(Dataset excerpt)
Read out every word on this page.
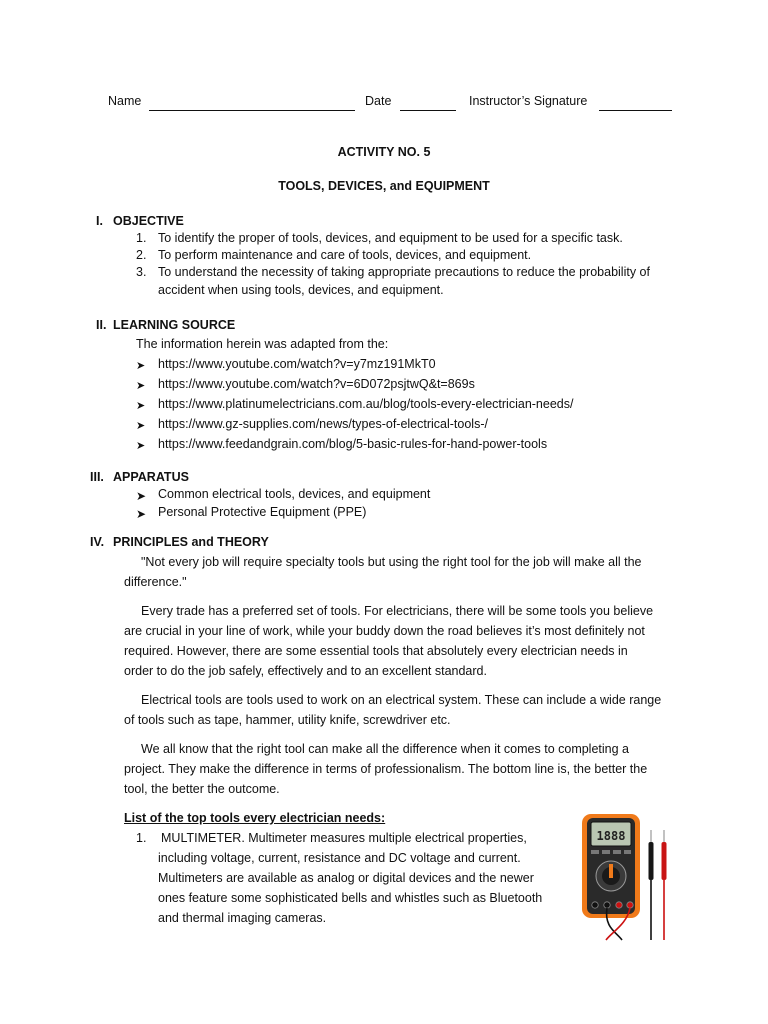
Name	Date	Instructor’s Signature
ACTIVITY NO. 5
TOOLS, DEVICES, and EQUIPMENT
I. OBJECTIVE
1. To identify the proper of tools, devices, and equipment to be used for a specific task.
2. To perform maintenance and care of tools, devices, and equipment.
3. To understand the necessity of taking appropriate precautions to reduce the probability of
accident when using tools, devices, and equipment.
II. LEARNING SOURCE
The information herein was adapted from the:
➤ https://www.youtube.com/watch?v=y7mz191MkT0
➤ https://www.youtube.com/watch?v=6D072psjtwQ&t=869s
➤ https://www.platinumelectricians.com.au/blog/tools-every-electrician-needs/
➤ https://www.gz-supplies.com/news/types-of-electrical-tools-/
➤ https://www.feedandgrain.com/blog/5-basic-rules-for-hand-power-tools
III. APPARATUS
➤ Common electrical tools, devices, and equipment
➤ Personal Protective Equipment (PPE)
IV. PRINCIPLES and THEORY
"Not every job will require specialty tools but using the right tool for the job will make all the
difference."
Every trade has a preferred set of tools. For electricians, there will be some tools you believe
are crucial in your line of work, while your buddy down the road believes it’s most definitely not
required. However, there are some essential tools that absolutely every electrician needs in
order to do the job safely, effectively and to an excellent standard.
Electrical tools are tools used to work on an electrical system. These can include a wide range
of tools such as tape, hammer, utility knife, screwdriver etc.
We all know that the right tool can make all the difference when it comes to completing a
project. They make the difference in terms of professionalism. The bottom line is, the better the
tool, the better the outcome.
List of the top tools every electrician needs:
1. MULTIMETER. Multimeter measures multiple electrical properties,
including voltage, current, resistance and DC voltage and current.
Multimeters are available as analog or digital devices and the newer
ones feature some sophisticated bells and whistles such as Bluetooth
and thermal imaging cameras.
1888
==
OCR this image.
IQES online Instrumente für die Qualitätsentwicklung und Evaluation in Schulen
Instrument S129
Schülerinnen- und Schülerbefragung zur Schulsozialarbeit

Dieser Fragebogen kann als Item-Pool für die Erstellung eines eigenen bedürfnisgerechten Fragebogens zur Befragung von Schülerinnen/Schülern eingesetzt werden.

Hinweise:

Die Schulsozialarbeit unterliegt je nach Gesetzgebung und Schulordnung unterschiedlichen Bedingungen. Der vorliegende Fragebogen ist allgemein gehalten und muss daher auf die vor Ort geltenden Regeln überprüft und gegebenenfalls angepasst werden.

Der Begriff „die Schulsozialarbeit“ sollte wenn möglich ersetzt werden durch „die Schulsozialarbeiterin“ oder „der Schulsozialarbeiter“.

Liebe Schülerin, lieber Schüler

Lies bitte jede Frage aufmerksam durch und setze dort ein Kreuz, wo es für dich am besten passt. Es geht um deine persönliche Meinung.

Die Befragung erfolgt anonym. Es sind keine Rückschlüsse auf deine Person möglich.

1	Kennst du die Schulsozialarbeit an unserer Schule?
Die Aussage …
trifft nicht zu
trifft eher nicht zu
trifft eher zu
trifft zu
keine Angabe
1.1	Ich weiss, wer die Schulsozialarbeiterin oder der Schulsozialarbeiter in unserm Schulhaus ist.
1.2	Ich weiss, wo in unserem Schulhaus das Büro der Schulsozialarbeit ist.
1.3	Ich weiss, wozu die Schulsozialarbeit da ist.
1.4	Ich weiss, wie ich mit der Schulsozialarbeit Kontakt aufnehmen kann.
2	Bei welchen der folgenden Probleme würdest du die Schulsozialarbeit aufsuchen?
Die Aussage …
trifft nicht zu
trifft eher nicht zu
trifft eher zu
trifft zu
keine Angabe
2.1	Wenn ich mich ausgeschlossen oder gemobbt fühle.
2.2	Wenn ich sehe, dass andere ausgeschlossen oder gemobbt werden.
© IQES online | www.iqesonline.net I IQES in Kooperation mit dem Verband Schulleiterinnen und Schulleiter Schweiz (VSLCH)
==
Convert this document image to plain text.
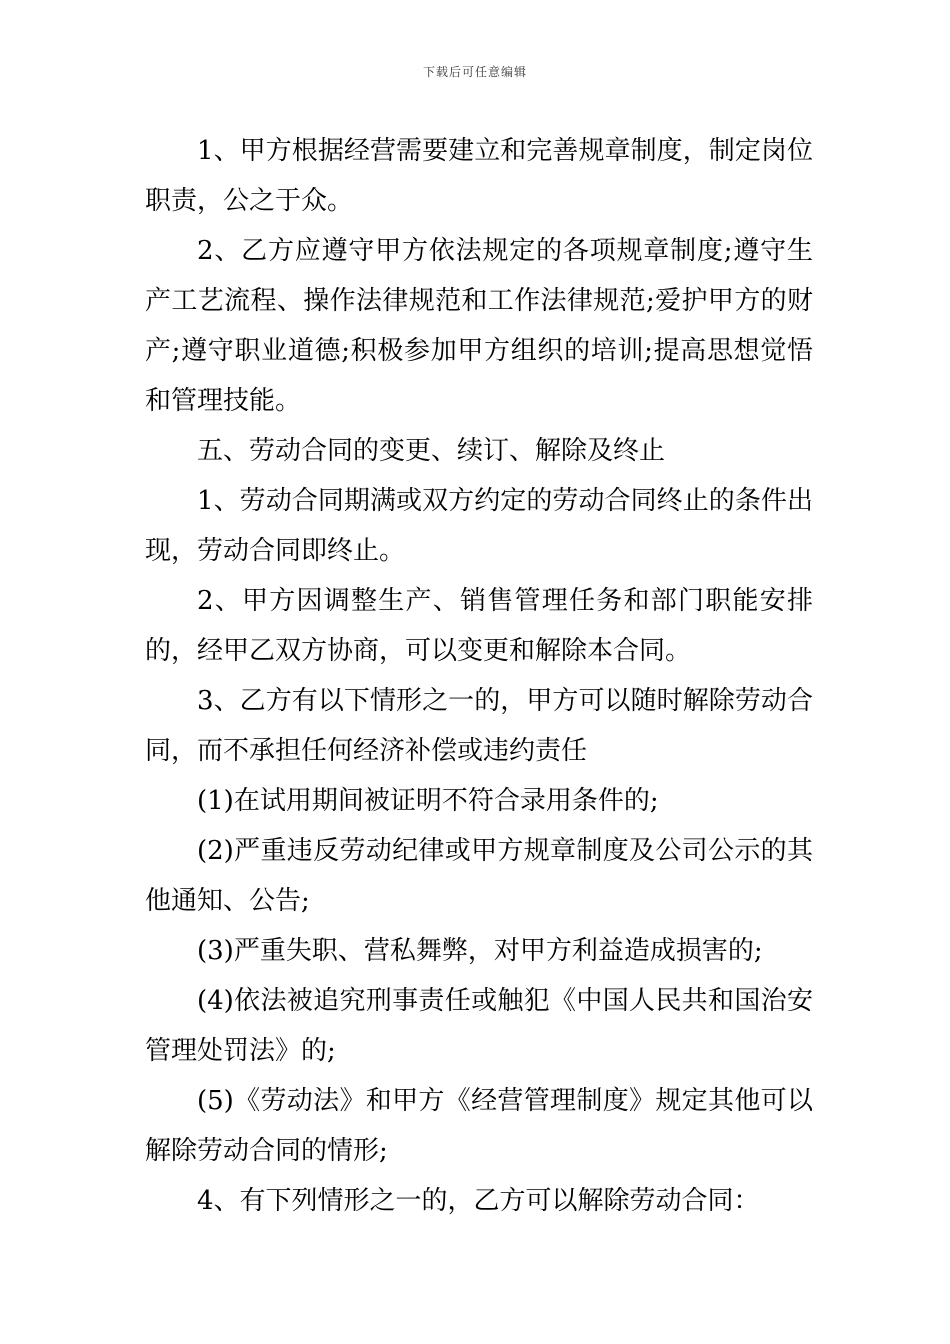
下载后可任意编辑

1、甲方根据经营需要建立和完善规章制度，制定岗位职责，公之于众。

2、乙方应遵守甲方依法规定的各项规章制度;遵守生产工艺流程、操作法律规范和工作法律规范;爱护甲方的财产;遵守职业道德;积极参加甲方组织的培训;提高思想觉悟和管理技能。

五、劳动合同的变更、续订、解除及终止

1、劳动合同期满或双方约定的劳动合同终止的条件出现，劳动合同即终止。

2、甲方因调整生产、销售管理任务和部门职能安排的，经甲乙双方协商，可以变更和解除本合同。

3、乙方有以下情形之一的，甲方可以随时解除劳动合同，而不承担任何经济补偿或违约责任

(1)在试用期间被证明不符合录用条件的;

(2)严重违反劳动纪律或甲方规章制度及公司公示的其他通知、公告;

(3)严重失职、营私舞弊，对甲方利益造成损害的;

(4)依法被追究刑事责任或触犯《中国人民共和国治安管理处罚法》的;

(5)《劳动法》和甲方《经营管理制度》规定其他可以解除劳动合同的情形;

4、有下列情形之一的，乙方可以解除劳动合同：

→ What is asked
Scan the listing above and identify each line holding the string "IQES"; copy every such line.

→ Task response
IQES online Instrumente für die Qualitätsentwicklung und Evaluation in Schulen
© IQES online | www.iqesonline.net I IQES in Kooperation mit dem Verband Schulleiterinnen und Schulleiter Schweiz (VSLCH)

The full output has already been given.